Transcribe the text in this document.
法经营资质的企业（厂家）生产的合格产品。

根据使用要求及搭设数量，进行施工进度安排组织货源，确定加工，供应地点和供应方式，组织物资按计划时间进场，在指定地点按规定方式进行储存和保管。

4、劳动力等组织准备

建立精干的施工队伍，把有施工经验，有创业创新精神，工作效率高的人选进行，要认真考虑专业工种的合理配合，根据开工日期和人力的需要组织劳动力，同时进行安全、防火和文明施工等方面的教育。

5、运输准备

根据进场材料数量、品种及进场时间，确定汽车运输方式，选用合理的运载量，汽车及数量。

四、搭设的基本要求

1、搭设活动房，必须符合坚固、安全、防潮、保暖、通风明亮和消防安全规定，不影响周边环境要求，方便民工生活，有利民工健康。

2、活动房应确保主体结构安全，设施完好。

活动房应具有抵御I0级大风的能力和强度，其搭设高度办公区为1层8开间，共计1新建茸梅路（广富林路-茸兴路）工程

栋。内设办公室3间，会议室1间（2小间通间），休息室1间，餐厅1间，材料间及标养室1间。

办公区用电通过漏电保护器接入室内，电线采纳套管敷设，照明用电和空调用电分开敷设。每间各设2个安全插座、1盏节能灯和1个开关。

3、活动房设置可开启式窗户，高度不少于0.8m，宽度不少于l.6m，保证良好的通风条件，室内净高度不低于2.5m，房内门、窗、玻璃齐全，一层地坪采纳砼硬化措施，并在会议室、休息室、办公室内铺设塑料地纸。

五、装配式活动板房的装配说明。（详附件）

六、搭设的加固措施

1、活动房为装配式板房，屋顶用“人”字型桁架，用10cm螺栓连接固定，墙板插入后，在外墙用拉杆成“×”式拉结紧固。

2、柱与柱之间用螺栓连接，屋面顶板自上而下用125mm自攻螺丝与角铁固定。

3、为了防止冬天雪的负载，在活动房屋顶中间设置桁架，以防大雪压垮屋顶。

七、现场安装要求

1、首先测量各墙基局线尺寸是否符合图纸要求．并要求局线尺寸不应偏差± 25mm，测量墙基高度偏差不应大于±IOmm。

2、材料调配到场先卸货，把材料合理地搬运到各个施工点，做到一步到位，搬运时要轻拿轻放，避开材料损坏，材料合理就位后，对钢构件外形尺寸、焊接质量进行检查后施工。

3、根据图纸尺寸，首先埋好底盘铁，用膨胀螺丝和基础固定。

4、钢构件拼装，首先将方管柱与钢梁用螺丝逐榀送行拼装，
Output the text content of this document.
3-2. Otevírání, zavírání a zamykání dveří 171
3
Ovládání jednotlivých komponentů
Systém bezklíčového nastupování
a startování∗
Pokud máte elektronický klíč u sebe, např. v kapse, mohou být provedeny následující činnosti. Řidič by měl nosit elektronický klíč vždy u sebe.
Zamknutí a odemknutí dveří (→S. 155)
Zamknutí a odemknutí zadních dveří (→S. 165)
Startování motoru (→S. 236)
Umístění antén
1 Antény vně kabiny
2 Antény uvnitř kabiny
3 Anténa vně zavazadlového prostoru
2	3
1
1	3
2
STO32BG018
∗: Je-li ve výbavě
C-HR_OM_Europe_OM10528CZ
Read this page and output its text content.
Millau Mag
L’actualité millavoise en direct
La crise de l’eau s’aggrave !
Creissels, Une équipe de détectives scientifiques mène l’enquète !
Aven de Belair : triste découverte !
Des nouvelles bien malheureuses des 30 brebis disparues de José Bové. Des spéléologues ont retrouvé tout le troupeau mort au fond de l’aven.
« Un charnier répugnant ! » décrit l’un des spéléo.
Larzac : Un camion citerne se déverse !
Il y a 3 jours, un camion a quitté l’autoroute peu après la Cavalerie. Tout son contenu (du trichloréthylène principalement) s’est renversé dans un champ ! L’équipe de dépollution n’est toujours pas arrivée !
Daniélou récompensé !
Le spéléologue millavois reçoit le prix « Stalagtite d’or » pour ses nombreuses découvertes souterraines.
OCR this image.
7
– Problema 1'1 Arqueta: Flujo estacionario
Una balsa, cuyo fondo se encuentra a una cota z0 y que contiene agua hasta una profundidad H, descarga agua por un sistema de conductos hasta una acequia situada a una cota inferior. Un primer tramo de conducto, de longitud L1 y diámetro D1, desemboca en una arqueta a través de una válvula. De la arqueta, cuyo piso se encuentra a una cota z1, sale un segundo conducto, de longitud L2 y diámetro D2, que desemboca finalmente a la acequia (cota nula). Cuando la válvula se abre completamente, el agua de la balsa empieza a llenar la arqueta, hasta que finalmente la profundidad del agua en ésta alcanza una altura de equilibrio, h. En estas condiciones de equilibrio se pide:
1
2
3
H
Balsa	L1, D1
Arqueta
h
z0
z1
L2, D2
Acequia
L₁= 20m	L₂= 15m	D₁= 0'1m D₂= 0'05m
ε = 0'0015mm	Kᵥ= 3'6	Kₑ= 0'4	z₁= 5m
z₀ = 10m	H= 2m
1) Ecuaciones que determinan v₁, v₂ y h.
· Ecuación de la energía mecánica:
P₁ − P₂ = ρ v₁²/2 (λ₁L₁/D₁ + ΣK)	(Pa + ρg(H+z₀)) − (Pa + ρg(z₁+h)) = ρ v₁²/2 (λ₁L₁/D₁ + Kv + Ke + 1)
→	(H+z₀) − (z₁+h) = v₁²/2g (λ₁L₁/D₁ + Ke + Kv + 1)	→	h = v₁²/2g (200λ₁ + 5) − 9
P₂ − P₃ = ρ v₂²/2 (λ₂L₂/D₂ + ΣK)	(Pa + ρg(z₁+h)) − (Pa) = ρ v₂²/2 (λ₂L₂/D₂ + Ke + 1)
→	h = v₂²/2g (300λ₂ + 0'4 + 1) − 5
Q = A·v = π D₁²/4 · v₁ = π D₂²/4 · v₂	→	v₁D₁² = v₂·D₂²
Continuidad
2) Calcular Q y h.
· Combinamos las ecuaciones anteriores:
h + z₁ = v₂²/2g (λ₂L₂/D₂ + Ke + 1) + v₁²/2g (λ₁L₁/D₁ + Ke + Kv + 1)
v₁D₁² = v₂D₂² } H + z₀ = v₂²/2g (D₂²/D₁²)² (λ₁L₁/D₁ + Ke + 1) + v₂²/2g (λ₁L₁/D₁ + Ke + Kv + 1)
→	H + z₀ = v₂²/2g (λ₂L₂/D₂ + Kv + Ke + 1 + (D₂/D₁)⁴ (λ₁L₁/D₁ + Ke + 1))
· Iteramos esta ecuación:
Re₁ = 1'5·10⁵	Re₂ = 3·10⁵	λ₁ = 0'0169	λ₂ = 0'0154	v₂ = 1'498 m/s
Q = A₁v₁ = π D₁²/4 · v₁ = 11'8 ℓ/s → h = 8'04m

▶ _GIVEN EXERCISE_:
Exactly as written, please output every entry.

▶ _WRITTEN SOLUTION_:
Transcribe the text in this document.
法经营资质的企业（厂家）生产的合格产品。

根据使用要求及搭设数量，进行施工进度安排组织货源，确定加工，供应地点和供应方式，组织物资按计划时间进场，在指定地点按规定方式进行储存和保管。

4、劳动力等组织准备

建立精干的施工队伍，把有施工经验，有创业创新精神，工作效率高的人选进行，要认真考虑专业工种的合理配合，根据开工日期和人力的需要组织劳动力，同时进行安全、防火和文明施工等方面的教育。

5、运输准备

根据进场材料数量、品种及进场时间，确定汽车运输方式，选用合理的运载量，汽车及数量。

四、搭设的基本要求

1、搭设活动房，必须符合坚固、安全、防潮、保暖、通风明亮和消防安全规定，不影响周边环境要求，方便民工生活，有利民工健康。

2、活动房应确保主体结构安全，设施完好。

活动房应具有抵御I0级大风的能力和强度，其搭设高度办公区为1层8开间，共计1新建茸梅路（广富林路-茸兴路）工程

栋。内设办公室3间，会议室1间（2小间通间），休息室1间，餐厅1间，材料间及标养室1间。

办公区用电通过漏电保护器接入室内，电线采纳套管敷设，照明用电和空调用电分开敷设。每间各设2个安全插座、1盏节能灯和1个开关。

3、活动房设置可开启式窗户，高度不少于0.8m，宽度不少于l.6m，保证良好的通风条件，室内净高度不低于2.5m，房内门、窗、玻璃齐全，一层地坪采纳砼硬化措施，并在会议室、休息室、办公室内铺设塑料地纸。

五、装配式活动板房的装配说明。（详附件）

六、搭设的加固措施

1、活动房为装配式板房，屋顶用“人”字型桁架，用10cm螺栓连接固定，墙板插入后，在外墙用拉杆成“×”式拉结紧固。

2、柱与柱之间用螺栓连接，屋面顶板自上而下用125mm自攻螺丝与角铁固定。

3、为了防止冬天雪的负载，在活动房屋顶中间设置桁架，以防大雪压垮屋顶。

七、现场安装要求

1、首先测量各墙基局线尺寸是否符合图纸要求．并要求局线尺寸不应偏差± 25mm，测量墙基高度偏差不应大于±IOmm。

2、材料调配到场先卸货，把材料合理地搬运到各个施工点，做到一步到位，搬运时要轻拿轻放，避开材料损坏，材料合理就位后，对钢构件外形尺寸、焊接质量进行检查后施工。

3、根据图纸尺寸，首先埋好底盘铁，用膨胀螺丝和基础固定。

4、钢构件拼装，首先将方管柱与钢梁用螺丝逐榀送行拼装，
Output the text content of this document.
3-2. Otevírání, zavírání a zamykání dveří 171
3
Ovládání jednotlivých komponentů
Systém bezklíčového nastupování
a startování∗
Pokud máte elektronický klíč u sebe, např. v kapse, mohou být provedeny následující činnosti. Řidič by měl nosit elektronický klíč vždy u sebe.
Zamknutí a odemknutí dveří (→S. 155)
Zamknutí a odemknutí zadních dveří (→S. 165)
Startování motoru (→S. 236)
Umístění antén
1 Antény vně kabiny
2 Antény uvnitř kabiny
3 Anténa vně zavazadlového prostoru
2	3
1
1	3
2
STO32BG018
∗: Je-li ve výbavě
C-HR_OM_Europe_OM10528CZ
Read this page and output its text content.
Millau Mag
L’actualité millavoise en direct
La crise de l’eau s’aggrave !
Creissels, Une équipe de détectives scientifiques mène l’enquète !
Aven de Belair : triste découverte !
Des nouvelles bien malheureuses des 30 brebis disparues de José Bové. Des spéléologues ont retrouvé tout le troupeau mort au fond de l’aven.
« Un charnier répugnant ! » décrit l’un des spéléo.
Larzac : Un camion citerne se déverse !
Il y a 3 jours, un camion a quitté l’autoroute peu après la Cavalerie. Tout son contenu (du trichloréthylène principalement) s’est renversé dans un champ ! L’équipe de dépollution n’est toujours pas arrivée !
Daniélou récompensé !
Le spéléologue millavois reçoit le prix « Stalagtite d’or » pour ses nombreuses découvertes souterraines.
OCR this image.
7
– Problema 1'1 Arqueta: Flujo estacionario
Una balsa, cuyo fondo se encuentra a una cota z0 y que contiene agua hasta una profundidad H, descarga agua por un sistema de conductos hasta una acequia situada a una cota inferior. Un primer tramo de conducto, de longitud L1 y diámetro D1, desemboca en una arqueta a través de una válvula. De la arqueta, cuyo piso se encuentra a una cota z1, sale un segundo conducto, de longitud L2 y diámetro D2, que desemboca finalmente a la acequia (cota nula). Cuando la válvula se abre completamente, el agua de la balsa empieza a llenar la arqueta, hasta que finalmente la profundidad del agua en ésta alcanza una altura de equilibrio, h. En estas condiciones de equilibrio se pide:
1
2
3
H
Balsa	L1, D1
Arqueta
h
z0
z1
L2, D2
Acequia
L₁= 20m	L₂= 15m	D₁= 0'1m D₂= 0'05m
ε = 0'0015mm	Kᵥ= 3'6	Kₑ= 0'4	z₁= 5m
z₀ = 10m	H= 2m
1) Ecuaciones que determinan v₁, v₂ y h.
· Ecuación de la energía mecánica:
P₁ − P₂ = ρ v₁²/2 (λ₁L₁/D₁ + ΣK)	(Pa + ρg(H+z₀)) − (Pa + ρg(z₁+h)) = ρ v₁²/2 (λ₁L₁/D₁ + Kv + Ke + 1)
→	(H+z₀) − (z₁+h) = v₁²/2g (λ₁L₁/D₁ + Ke + Kv + 1)	→	h = v₁²/2g (200λ₁ + 5) − 9
P₂ − P₃ = ρ v₂²/2 (λ₂L₂/D₂ + ΣK)	(Pa + ρg(z₁+h)) − (Pa) = ρ v₂²/2 (λ₂L₂/D₂ + Ke + 1)
→	h = v₂²/2g (300λ₂ + 0'4 + 1) − 5
Q = A·v = π D₁²/4 · v₁ = π D₂²/4 · v₂	→	v₁D₁² = v₂·D₂²
Continuidad
2) Calcular Q y h.
· Combinamos las ecuaciones anteriores:
h + z₁ = v₂²/2g (λ₂L₂/D₂ + Ke + 1) + v₁²/2g (λ₁L₁/D₁ + Ke + Kv + 1)
v₁D₁² = v₂D₂² } H + z₀ = v₂²/2g (D₂²/D₁²)² (λ₁L₁/D₁ + Ke + 1) + v₂²/2g (λ₁L₁/D₁ + Ke + Kv + 1)
→	H + z₀ = v₂²/2g (λ₂L₂/D₂ + Kv + Ke + 1 + (D₂/D₁)⁴ (λ₁L₁/D₁ + Ke + 1))
· Iteramos esta ecuación:
Re₁ = 1'5·10⁵	Re₂ = 3·10⁵	λ₁ = 0'0169	λ₂ = 0'0154	v₂ = 1'498 m/s
Q = A₁v₁ = π D₁²/4 · v₁ = 11'8 ℓ/s → h = 8'04m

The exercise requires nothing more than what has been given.